Objective >> Copy every line of the data exactly, leaving nothing out.

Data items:
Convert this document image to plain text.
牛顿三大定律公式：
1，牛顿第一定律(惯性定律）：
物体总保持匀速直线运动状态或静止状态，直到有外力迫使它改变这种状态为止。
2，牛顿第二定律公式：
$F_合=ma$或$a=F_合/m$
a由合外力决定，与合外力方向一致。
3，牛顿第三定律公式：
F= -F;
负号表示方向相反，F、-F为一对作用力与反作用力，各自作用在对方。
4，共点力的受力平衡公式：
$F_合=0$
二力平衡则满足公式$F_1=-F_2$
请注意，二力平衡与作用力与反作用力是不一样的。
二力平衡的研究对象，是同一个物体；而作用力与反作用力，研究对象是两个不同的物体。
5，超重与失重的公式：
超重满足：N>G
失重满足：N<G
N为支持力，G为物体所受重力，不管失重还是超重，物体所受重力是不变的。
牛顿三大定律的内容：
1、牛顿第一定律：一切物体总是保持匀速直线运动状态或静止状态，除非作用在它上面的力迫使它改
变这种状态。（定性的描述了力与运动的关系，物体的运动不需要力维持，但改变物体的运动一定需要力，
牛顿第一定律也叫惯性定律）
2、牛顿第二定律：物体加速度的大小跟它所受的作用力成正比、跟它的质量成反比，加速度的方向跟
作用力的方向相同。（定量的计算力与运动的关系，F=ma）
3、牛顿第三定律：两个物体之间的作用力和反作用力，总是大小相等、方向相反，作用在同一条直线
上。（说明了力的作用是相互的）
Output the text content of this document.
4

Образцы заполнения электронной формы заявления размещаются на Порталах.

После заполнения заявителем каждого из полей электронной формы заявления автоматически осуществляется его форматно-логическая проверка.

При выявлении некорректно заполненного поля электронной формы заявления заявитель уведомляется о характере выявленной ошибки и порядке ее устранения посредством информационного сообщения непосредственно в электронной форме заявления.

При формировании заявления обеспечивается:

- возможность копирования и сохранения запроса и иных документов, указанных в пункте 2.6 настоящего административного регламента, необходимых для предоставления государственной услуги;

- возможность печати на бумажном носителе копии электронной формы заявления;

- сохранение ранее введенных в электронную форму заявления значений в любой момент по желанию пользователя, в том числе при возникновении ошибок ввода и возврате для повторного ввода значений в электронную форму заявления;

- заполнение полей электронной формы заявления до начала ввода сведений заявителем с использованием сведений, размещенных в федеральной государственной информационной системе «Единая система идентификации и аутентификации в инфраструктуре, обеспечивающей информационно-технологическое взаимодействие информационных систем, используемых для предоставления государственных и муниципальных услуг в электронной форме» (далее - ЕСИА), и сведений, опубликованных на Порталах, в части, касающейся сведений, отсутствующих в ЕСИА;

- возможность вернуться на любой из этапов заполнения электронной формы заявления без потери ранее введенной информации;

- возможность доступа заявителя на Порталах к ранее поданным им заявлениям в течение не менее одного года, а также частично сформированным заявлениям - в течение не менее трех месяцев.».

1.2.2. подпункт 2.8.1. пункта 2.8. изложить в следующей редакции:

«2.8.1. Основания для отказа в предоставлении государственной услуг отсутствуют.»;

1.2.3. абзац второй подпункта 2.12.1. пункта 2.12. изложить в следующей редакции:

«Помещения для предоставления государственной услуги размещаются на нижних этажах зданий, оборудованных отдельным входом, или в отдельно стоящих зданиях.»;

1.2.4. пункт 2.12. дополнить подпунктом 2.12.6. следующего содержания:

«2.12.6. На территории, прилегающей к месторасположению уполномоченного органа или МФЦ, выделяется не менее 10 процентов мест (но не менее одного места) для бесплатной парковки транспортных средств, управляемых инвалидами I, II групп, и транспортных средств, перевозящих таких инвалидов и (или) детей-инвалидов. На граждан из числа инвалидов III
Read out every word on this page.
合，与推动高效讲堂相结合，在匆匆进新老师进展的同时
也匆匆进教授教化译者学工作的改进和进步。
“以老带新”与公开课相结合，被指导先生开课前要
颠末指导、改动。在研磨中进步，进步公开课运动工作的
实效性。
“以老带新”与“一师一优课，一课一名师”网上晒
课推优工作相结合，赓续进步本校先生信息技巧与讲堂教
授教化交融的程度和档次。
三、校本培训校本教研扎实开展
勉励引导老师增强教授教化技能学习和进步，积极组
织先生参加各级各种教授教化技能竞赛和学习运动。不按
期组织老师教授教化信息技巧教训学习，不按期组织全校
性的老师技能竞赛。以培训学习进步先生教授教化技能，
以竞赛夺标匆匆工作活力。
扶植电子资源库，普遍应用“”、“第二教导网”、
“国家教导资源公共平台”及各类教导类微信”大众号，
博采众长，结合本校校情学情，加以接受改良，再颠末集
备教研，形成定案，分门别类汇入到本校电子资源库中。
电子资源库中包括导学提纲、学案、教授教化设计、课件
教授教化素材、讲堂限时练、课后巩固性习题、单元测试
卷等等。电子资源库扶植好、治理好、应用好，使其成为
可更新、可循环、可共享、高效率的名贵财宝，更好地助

Answer to the task >>
Convert this document image to plain text.
牛顿三大定律公式：
1，牛顿第一定律(惯性定律）：
物体总保持匀速直线运动状态或静止状态，直到有外力迫使它改变这种状态为止。
2，牛顿第二定律公式：
$F_合=ma$或$a=F_合/m$
a由合外力决定，与合外力方向一致。
3，牛顿第三定律公式：
F= -F;
负号表示方向相反，F、-F为一对作用力与反作用力，各自作用在对方。
4，共点力的受力平衡公式：
$F_合=0$
二力平衡则满足公式$F_1=-F_2$
请注意，二力平衡与作用力与反作用力是不一样的。
二力平衡的研究对象，是同一个物体；而作用力与反作用力，研究对象是两个不同的物体。
5，超重与失重的公式：
超重满足：N>G
失重满足：N<G
N为支持力，G为物体所受重力，不管失重还是超重，物体所受重力是不变的。
牛顿三大定律的内容：
1、牛顿第一定律：一切物体总是保持匀速直线运动状态或静止状态，除非作用在它上面的力迫使它改
变这种状态。（定性的描述了力与运动的关系，物体的运动不需要力维持，但改变物体的运动一定需要力，
牛顿第一定律也叫惯性定律）
2、牛顿第二定律：物体加速度的大小跟它所受的作用力成正比、跟它的质量成反比，加速度的方向跟
作用力的方向相同。（定量的计算力与运动的关系，F=ma）
3、牛顿第三定律：两个物体之间的作用力和反作用力，总是大小相等、方向相反，作用在同一条直线
上。（说明了力的作用是相互的）
Output the text content of this document.
4

Образцы заполнения электронной формы заявления размещаются на Порталах.

После заполнения заявителем каждого из полей электронной формы заявления автоматически осуществляется его форматно-логическая проверка.

При выявлении некорректно заполненного поля электронной формы заявления заявитель уведомляется о характере выявленной ошибки и порядке ее устранения посредством информационного сообщения непосредственно в электронной форме заявления.

При формировании заявления обеспечивается:

- возможность копирования и сохранения запроса и иных документов, указанных в пункте 2.6 настоящего административного регламента, необходимых для предоставления государственной услуги;

- возможность печати на бумажном носителе копии электронной формы заявления;

- сохранение ранее введенных в электронную форму заявления значений в любой момент по желанию пользователя, в том числе при возникновении ошибок ввода и возврате для повторного ввода значений в электронную форму заявления;

- заполнение полей электронной формы заявления до начала ввода сведений заявителем с использованием сведений, размещенных в федеральной государственной информационной системе «Единая система идентификации и аутентификации в инфраструктуре, обеспечивающей информационно-технологическое взаимодействие информационных систем, используемых для предоставления государственных и муниципальных услуг в электронной форме» (далее - ЕСИА), и сведений, опубликованных на Порталах, в части, касающейся сведений, отсутствующих в ЕСИА;

- возможность вернуться на любой из этапов заполнения электронной формы заявления без потери ранее введенной информации;

- возможность доступа заявителя на Порталах к ранее поданным им заявлениям в течение не менее одного года, а также частично сформированным заявлениям - в течение не менее трех месяцев.».

1.2.2. подпункт 2.8.1. пункта 2.8. изложить в следующей редакции:

«2.8.1. Основания для отказа в предоставлении государственной услуг отсутствуют.»;

1.2.3. абзац второй подпункта 2.12.1. пункта 2.12. изложить в следующей редакции:

«Помещения для предоставления государственной услуги размещаются на нижних этажах зданий, оборудованных отдельным входом, или в отдельно стоящих зданиях.»;

1.2.4. пункт 2.12. дополнить подпунктом 2.12.6. следующего содержания:

«2.12.6. На территории, прилегающей к месторасположению уполномоченного органа или МФЦ, выделяется не менее 10 процентов мест (но не менее одного места) для бесплатной парковки транспортных средств, управляемых инвалидами I, II групп, и транспортных средств, перевозящих таких инвалидов и (или) детей-инвалидов. На граждан из числа инвалидов III
Read out every word on this page.
合，与推动高效讲堂相结合，在匆匆进新老师进展的同时
也匆匆进教授教化译者学工作的改进和进步。
“以老带新”与公开课相结合，被指导先生开课前要
颠末指导、改动。在研磨中进步，进步公开课运动工作的
实效性。
“以老带新”与“一师一优课，一课一名师”网上晒
课推优工作相结合，赓续进步本校先生信息技巧与讲堂教
授教化交融的程度和档次。
三、校本培训校本教研扎实开展
勉励引导老师增强教授教化技能学习和进步，积极组
织先生参加各级各种教授教化技能竞赛和学习运动。不按
期组织老师教授教化信息技巧教训学习，不按期组织全校
性的老师技能竞赛。以培训学习进步先生教授教化技能，
以竞赛夺标匆匆工作活力。
扶植电子资源库，普遍应用“”、“第二教导网”、
“国家教导资源公共平台”及各类教导类微信”大众号，
博采众长，结合本校校情学情，加以接受改良，再颠末集
备教研，形成定案，分门别类汇入到本校电子资源库中。
电子资源库中包括导学提纲、学案、教授教化设计、课件
教授教化素材、讲堂限时练、课后巩固性习题、单元测试
卷等等。电子资源库扶植好、治理好、应用好，使其成为
可更新、可循环、可共享、高效率的名贵财宝，更好地助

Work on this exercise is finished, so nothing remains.